## [INSTRUCTIONS TO FOLLOW]
Check each line of the listing below for the string "here", and copy the ones that have it.

## [SUPPLIED DATA]
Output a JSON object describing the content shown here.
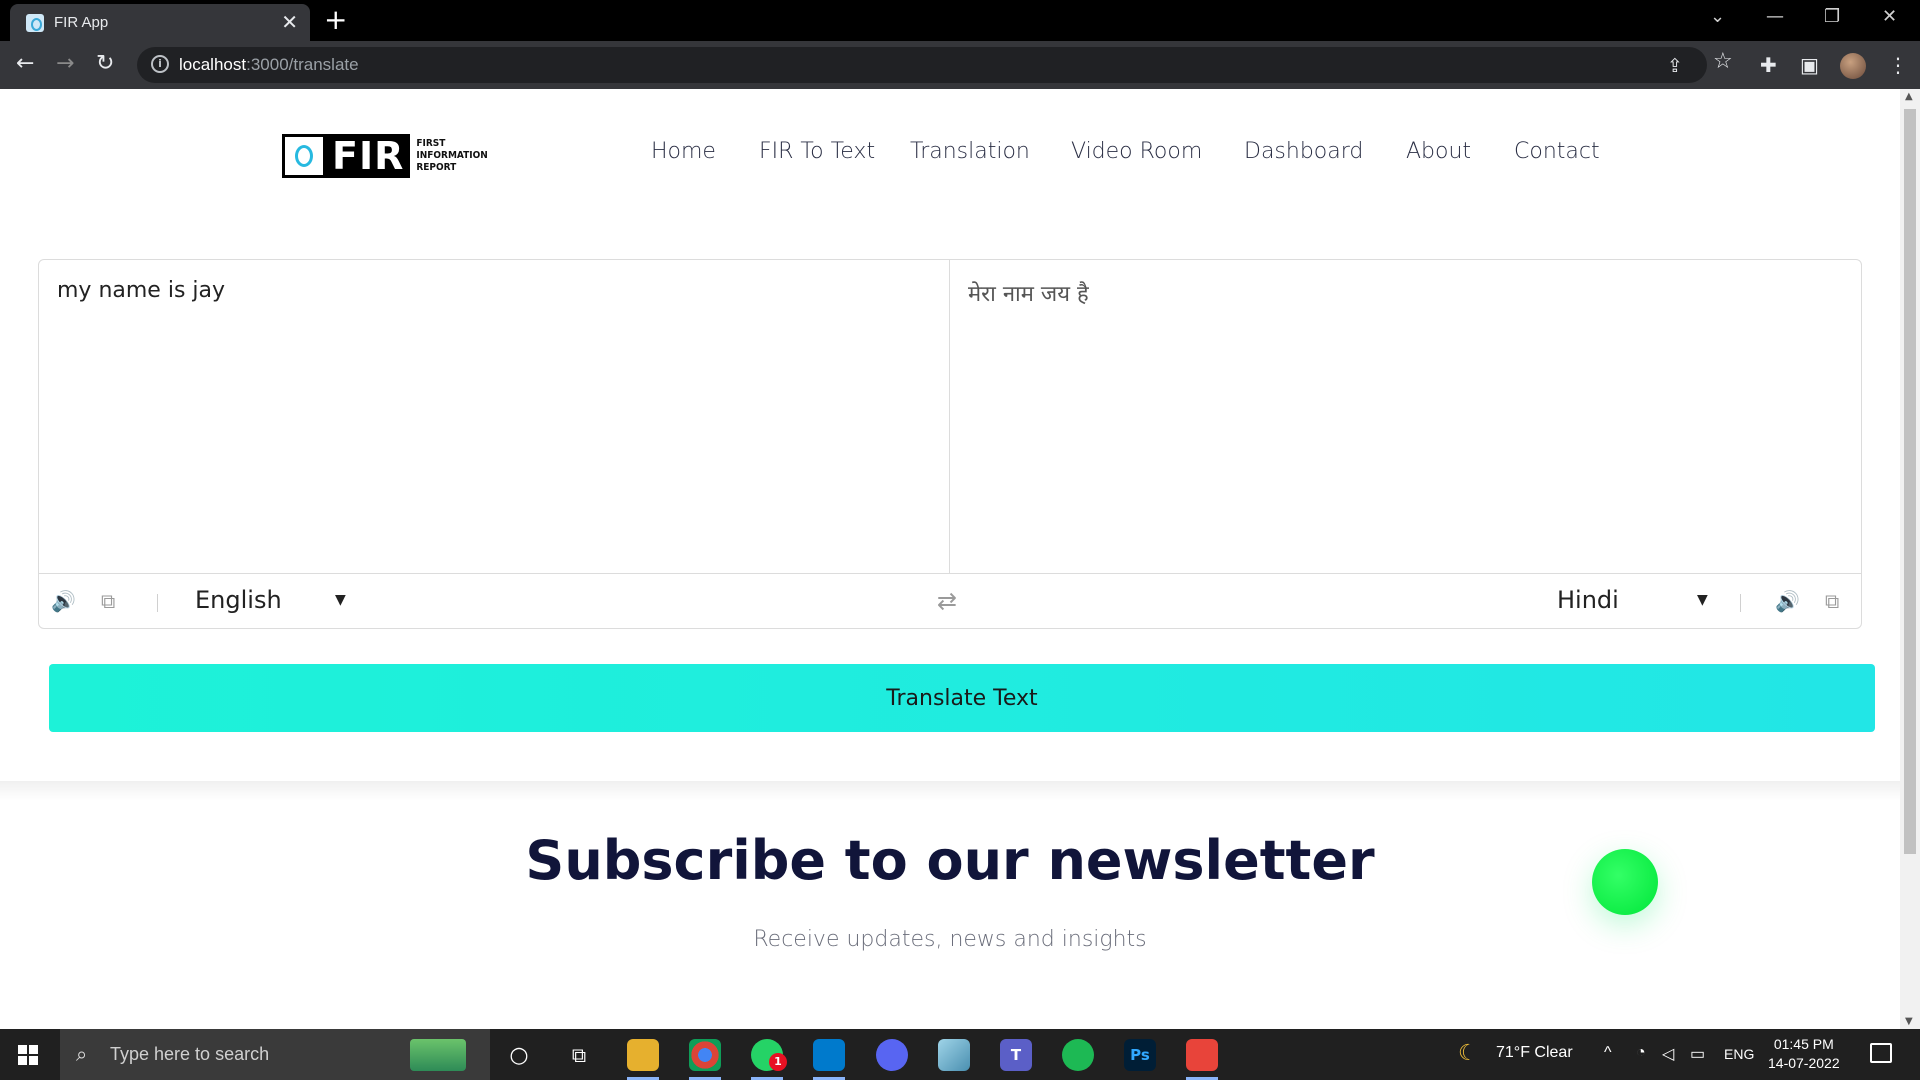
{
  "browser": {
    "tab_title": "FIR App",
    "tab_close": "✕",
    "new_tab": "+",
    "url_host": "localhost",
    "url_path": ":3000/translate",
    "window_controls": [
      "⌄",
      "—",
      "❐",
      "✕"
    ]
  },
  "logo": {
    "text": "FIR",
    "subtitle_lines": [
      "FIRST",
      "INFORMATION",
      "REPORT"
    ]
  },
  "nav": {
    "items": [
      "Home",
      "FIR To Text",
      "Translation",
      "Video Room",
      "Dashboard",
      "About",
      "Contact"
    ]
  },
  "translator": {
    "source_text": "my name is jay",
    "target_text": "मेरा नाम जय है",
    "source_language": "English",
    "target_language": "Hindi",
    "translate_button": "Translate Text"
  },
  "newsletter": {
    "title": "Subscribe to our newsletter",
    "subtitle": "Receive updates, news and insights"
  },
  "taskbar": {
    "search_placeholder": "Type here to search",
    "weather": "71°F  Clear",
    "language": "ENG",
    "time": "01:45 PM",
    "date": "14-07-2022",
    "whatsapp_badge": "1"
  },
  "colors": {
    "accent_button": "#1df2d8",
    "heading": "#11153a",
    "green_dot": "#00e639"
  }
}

* * *

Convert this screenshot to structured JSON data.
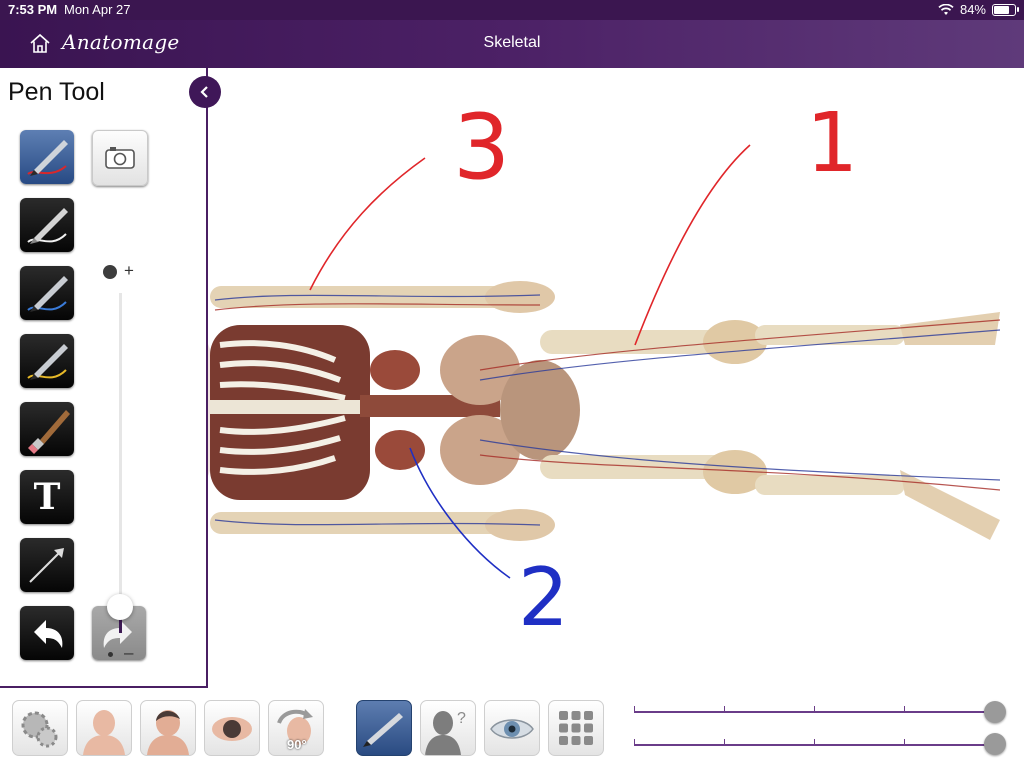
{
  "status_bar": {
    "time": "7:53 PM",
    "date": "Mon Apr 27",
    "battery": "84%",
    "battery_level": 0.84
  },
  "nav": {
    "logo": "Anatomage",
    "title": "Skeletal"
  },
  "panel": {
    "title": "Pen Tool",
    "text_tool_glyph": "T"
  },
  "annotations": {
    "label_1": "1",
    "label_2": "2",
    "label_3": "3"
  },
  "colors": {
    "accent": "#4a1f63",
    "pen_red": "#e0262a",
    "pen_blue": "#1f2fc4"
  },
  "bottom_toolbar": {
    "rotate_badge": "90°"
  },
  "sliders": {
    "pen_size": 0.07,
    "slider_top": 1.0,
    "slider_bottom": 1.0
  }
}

## [TASK RESPONSE]
Output a JSON object describing the content shown here.
    "search_placeholder": "Type here to search",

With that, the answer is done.